◆ WHAT IS BEING ASKED: Output the material below in full, exactly as it is.

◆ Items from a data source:

********

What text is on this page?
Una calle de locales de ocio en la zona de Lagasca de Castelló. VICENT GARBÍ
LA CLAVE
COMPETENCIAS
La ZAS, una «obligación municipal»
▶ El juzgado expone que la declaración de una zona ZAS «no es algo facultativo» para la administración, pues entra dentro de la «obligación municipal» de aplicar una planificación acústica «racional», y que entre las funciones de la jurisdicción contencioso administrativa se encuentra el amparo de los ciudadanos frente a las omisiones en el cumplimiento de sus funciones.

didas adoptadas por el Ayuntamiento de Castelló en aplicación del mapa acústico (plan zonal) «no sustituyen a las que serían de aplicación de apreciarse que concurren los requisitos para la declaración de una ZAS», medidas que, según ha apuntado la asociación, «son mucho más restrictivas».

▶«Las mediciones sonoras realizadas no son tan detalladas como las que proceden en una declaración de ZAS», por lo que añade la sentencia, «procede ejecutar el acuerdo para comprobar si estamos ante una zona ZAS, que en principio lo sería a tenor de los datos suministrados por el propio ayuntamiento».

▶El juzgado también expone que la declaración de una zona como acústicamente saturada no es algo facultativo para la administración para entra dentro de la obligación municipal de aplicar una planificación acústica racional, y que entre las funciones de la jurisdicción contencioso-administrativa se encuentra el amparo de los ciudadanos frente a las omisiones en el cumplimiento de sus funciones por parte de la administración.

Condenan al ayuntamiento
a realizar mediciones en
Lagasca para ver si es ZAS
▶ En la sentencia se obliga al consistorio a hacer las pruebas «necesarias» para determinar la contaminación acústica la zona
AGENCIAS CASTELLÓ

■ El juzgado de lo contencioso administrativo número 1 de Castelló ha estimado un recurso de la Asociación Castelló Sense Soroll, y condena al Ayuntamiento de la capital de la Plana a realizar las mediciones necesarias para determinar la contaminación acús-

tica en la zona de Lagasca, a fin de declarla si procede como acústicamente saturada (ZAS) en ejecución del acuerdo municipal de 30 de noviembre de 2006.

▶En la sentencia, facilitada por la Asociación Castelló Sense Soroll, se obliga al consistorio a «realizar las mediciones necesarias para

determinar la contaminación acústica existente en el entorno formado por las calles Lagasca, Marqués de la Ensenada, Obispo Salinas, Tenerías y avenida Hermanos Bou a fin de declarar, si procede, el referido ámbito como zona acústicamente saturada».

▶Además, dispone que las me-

********

◆ OUTPUT FOR THIS TASK:
What text is on this page?
Una calle de locales de ocio en la zona de Lagasca de Castelló. VICENT GARBÍ
LA CLAVE
COMPETENCIAS
La ZAS, una «obligación municipal»
▶ El juzgado expone que la declaración de una zona ZAS «no es algo facultativo» para la administración, pues entra dentro de la «obligación municipal» de aplicar una planificación acústica «racional», y que entre las funciones de la jurisdicción contencioso administrativa se encuentra el amparo de los ciudadanos frente a las omisiones en el cumplimiento de sus funciones.

didas adoptadas por el Ayuntamiento de Castelló en aplicación del mapa acústico (plan zonal) «no sustituyen a las que serían de aplicación de apreciarse que concurren los requisitos para la declaración de una ZAS», medidas que, según ha apuntado la asociación, «son mucho más restrictivas».

▶«Las mediciones sonoras realizadas no son tan detalladas como las que proceden en una declaración de ZAS», por lo que añade la sentencia, «procede ejecutar el acuerdo para comprobar si estamos ante una zona ZAS, que en principio lo sería a tenor de los datos suministrados por el propio ayuntamiento».

▶El juzgado también expone que la declaración de una zona como acústicamente saturada no es algo facultativo para la administración para entra dentro de la obligación municipal de aplicar una planificación acústica racional, y que entre las funciones de la jurisdicción contencioso-administrativa se encuentra el amparo de los ciudadanos frente a las omisiones en el cumplimiento de sus funciones por parte de la administración.

Condenan al ayuntamiento
a realizar mediciones en
Lagasca para ver si es ZAS
▶ En la sentencia se obliga al consistorio a hacer las pruebas «necesarias» para determinar la contaminación acústica la zona
AGENCIAS CASTELLÓ

■ El juzgado de lo contencioso administrativo número 1 de Castelló ha estimado un recurso de la Asociación Castelló Sense Soroll, y condena al Ayuntamiento de la capital de la Plana a realizar las mediciones necesarias para determinar la contaminación acús-

tica en la zona de Lagasca, a fin de declarla si procede como acústicamente saturada (ZAS) en ejecución del acuerdo municipal de 30 de noviembre de 2006.

▶En la sentencia, facilitada por la Asociación Castelló Sense Soroll, se obliga al consistorio a «realizar las mediciones necesarias para

determinar la contaminación acústica existente en el entorno formado por las calles Lagasca, Marqués de la Ensenada, Obispo Salinas, Tenerías y avenida Hermanos Bou a fin de declarar, si procede, el referido ámbito como zona acústicamente saturada».

▶Además, dispone que las me-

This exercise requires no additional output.